*** Task input

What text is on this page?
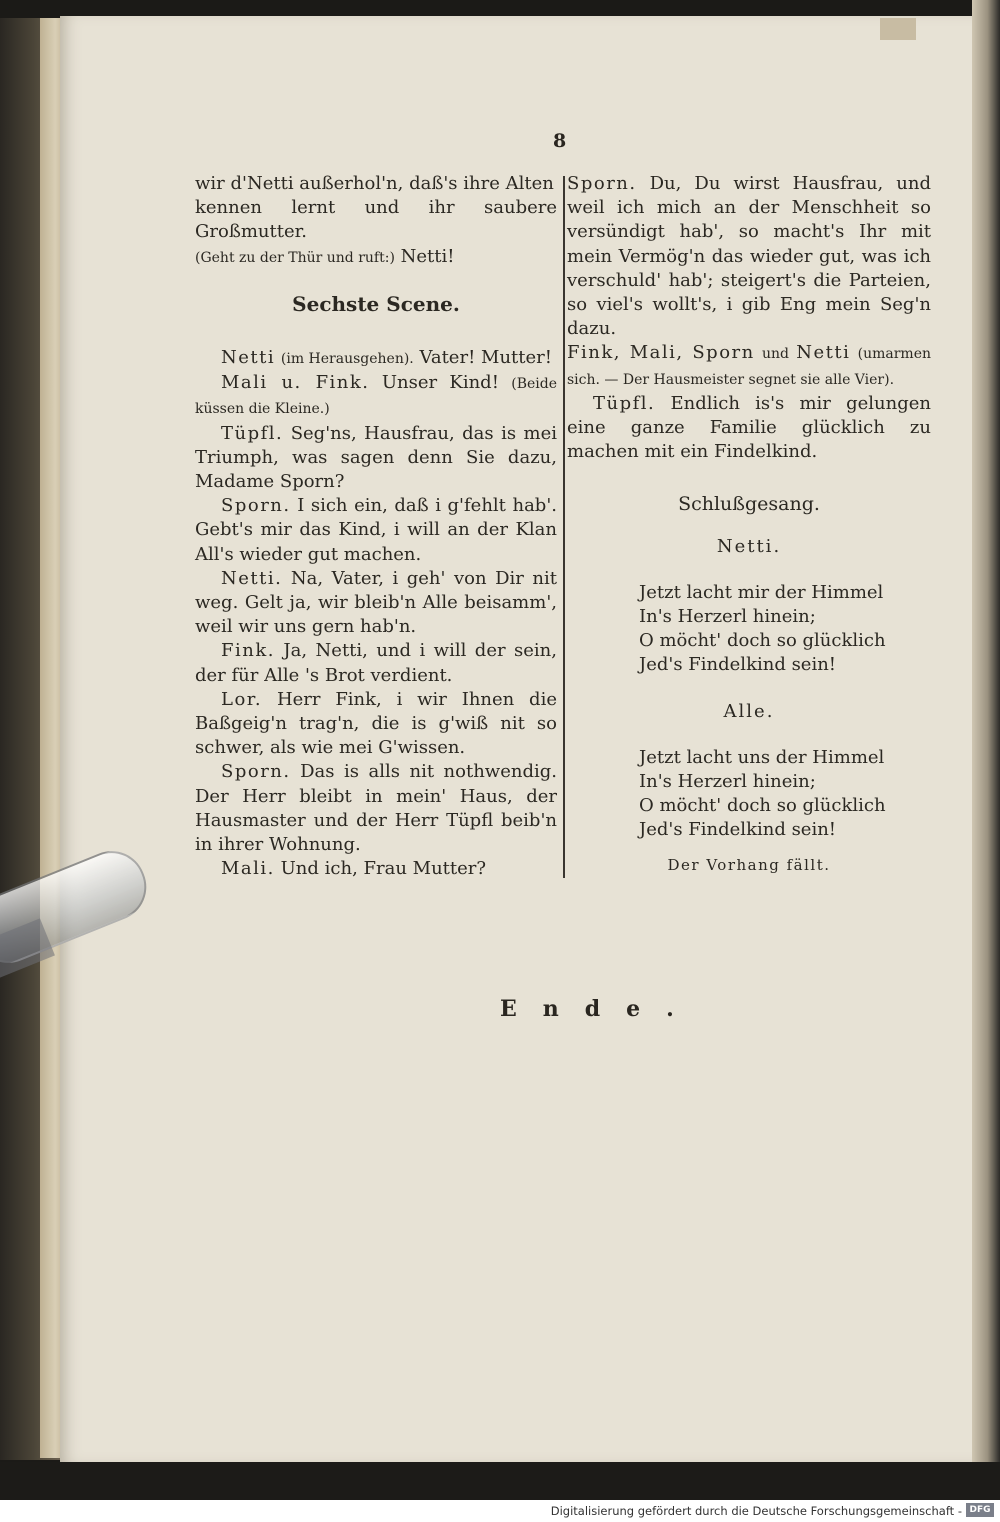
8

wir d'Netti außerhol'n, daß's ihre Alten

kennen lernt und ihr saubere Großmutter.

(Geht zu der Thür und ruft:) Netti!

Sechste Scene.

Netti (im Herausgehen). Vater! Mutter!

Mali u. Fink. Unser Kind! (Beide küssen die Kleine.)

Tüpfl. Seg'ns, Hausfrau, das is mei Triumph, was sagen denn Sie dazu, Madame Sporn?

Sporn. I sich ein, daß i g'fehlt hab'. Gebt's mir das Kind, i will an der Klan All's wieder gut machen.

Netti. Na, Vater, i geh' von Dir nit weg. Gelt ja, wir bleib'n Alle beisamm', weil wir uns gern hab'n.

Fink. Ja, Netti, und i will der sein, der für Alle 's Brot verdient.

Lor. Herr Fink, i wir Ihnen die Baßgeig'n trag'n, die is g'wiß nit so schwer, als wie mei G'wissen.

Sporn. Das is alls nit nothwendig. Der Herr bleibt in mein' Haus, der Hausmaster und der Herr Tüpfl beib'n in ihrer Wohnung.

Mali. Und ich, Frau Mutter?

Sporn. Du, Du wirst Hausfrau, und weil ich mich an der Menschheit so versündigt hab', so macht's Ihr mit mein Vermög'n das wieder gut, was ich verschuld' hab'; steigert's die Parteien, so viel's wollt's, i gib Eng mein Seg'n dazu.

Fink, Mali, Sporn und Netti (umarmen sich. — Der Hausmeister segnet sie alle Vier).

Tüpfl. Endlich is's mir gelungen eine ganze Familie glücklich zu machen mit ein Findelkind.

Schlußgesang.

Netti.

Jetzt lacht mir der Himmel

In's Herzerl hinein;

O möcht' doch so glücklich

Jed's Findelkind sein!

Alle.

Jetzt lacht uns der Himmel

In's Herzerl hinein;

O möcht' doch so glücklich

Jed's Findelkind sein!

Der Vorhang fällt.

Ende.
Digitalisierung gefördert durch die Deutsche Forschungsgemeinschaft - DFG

******

To be done. Out of the records, collect only those lines that contain the string "machen".

Solution to this exercise.
Sporn. I sich ein, daß i g'fehlt hab'. Gebt's mir das Kind, i will an der Klan All's wieder gut machen.
Tüpfl. Endlich is's mir gelungen eine ganze Familie glücklich zu machen mit ein Findelkind.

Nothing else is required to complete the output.